• _REQUIREMENTS_
Reproduce the listing below exactly, minus its pictures.

• _DATA LISTING_

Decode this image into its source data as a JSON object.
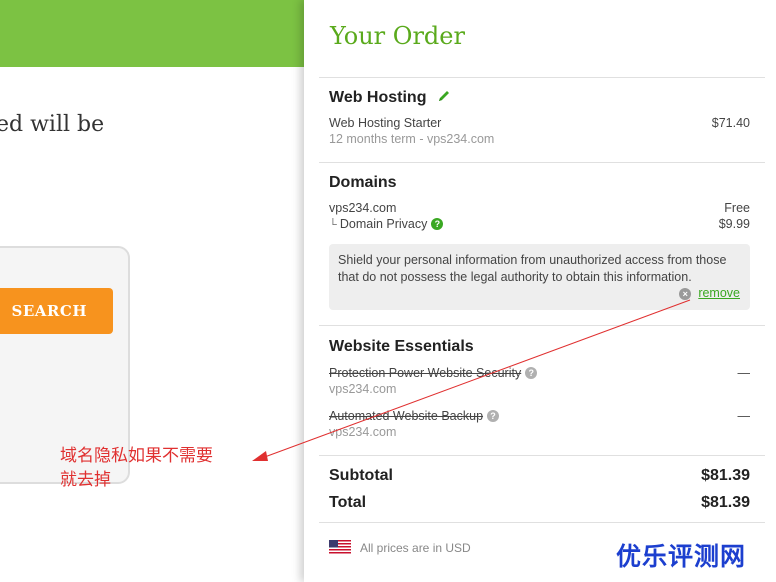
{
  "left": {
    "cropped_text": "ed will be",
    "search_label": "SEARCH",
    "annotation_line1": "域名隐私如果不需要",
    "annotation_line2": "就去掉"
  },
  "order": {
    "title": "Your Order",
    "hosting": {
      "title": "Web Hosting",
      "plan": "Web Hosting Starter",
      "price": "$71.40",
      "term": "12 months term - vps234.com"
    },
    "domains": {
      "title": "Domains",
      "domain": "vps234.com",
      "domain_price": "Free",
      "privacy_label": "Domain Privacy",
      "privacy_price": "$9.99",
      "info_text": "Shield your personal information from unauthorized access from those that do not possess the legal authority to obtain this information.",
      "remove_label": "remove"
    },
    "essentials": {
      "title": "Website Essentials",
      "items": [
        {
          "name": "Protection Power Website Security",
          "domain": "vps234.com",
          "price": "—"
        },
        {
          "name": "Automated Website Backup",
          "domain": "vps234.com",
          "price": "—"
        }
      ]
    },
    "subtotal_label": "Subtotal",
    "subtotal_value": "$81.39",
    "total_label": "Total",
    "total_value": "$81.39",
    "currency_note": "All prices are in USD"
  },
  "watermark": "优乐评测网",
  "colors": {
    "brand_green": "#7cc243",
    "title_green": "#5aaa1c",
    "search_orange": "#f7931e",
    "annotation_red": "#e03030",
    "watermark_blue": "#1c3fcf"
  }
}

• _SOLUTION FOR THIS TASK_
Decode this image into its source data as a JSON object.
{
  "left": {
    "cropped_text": "ed will be",
    "search_label": "SEARCH",
    "annotation_line1": "域名隐私如果不需要",
    "annotation_line2": "就去掉"
  },
  "order": {
    "title": "Your Order",
    "hosting": {
      "title": "Web Hosting",
      "plan": "Web Hosting Starter",
      "price": "$71.40",
      "term": "12 months term - vps234.com"
    },
    "domains": {
      "title": "Domains",
      "domain": "vps234.com",
      "domain_price": "Free",
      "privacy_label": "Domain Privacy",
      "privacy_price": "$9.99",
      "info_text": "Shield your personal information from unauthorized access from those that do not possess the legal authority to obtain this information.",
      "remove_label": "remove"
    },
    "essentials": {
      "title": "Website Essentials",
      "items": [
        {
          "name": "Protection Power Website Security",
          "domain": "vps234.com",
          "price": "—"
        },
        {
          "name": "Automated Website Backup",
          "domain": "vps234.com",
          "price": "—"
        }
      ]
    },
    "subtotal_label": "Subtotal",
    "subtotal_value": "$81.39",
    "total_label": "Total",
    "total_value": "$81.39",
    "currency_note": "All prices are in USD"
  },
  "watermark": "优乐评测网",
  "colors": {
    "brand_green": "#7cc243",
    "title_green": "#5aaa1c",
    "search_orange": "#f7931e",
    "annotation_red": "#e03030",
    "watermark_blue": "#1c3fcf"
  }
}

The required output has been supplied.